## start DATA RECORDS
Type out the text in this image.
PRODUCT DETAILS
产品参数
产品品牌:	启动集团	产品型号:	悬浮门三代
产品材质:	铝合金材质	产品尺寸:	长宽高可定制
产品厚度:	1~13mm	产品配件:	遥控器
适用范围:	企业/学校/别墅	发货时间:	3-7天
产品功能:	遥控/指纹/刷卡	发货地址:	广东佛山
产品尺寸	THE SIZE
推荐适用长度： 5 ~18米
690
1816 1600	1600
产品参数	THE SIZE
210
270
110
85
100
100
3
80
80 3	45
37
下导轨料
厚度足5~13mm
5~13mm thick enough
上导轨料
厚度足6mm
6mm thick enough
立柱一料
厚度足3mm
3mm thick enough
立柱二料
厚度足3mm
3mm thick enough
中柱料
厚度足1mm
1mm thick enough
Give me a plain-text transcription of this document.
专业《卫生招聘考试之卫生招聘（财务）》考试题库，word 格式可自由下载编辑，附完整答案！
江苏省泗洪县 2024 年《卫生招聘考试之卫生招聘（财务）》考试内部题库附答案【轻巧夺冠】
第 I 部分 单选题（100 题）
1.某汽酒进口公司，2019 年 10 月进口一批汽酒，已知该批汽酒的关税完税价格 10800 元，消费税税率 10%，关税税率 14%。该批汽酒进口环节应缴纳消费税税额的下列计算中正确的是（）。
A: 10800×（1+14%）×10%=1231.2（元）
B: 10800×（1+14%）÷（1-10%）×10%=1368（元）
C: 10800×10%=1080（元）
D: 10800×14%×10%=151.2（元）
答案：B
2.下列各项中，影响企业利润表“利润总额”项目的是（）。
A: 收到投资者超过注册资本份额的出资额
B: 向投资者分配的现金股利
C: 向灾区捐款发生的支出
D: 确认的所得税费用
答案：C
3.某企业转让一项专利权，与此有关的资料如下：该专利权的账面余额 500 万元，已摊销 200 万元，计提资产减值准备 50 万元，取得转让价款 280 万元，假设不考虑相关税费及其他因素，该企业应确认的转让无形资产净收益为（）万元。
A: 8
## end DATA RECORDS
| WORK TO COMPLETE |
Please restate the data word for word, every record included.

| RESULT OF THE TASK |
Type out the text in this image.
PRODUCT DETAILS
产品参数
产品品牌:	启动集团	产品型号:	悬浮门三代
产品材质:	铝合金材质	产品尺寸:	长宽高可定制
产品厚度:	1~13mm	产品配件:	遥控器
适用范围:	企业/学校/别墅	发货时间:	3-7天
产品功能:	遥控/指纹/刷卡	发货地址:	广东佛山
产品尺寸	THE SIZE
推荐适用长度： 5 ~18米
690
1816 1600	1600
产品参数	THE SIZE
210
270
110
85
100
100
3
80
80 3	45
37
下导轨料
厚度足5~13mm
5~13mm thick enough
上导轨料
厚度足6mm
6mm thick enough
立柱一料
厚度足3mm
3mm thick enough
立柱二料
厚度足3mm
3mm thick enough
中柱料
厚度足1mm
1mm thick enough
Give me a plain-text transcription of this document.
专业《卫生招聘考试之卫生招聘（财务）》考试题库，word 格式可自由下载编辑，附完整答案！
江苏省泗洪县 2024 年《卫生招聘考试之卫生招聘（财务）》考试内部题库附答案【轻巧夺冠】
第 I 部分 单选题（100 题）
1.某汽酒进口公司，2019 年 10 月进口一批汽酒，已知该批汽酒的关税完税价格 10800 元，消费税税率 10%，关税税率 14%。该批汽酒进口环节应缴纳消费税税额的下列计算中正确的是（）。
A: 10800×（1+14%）×10%=1231.2（元）
B: 10800×（1+14%）÷（1-10%）×10%=1368（元）
C: 10800×10%=1080（元）
D: 10800×14%×10%=151.2（元）
答案：B
2.下列各项中，影响企业利润表“利润总额”项目的是（）。
A: 收到投资者超过注册资本份额的出资额
B: 向投资者分配的现金股利
C: 向灾区捐款发生的支出
D: 确认的所得税费用
答案：C
3.某企业转让一项专利权，与此有关的资料如下：该专利权的账面余额 500 万元，已摊销 200 万元，计提资产减值准备 50 万元，取得转让价款 280 万元，假设不考虑相关税费及其他因素，该企业应确认的转让无形资产净收益为（）万元。
A: 8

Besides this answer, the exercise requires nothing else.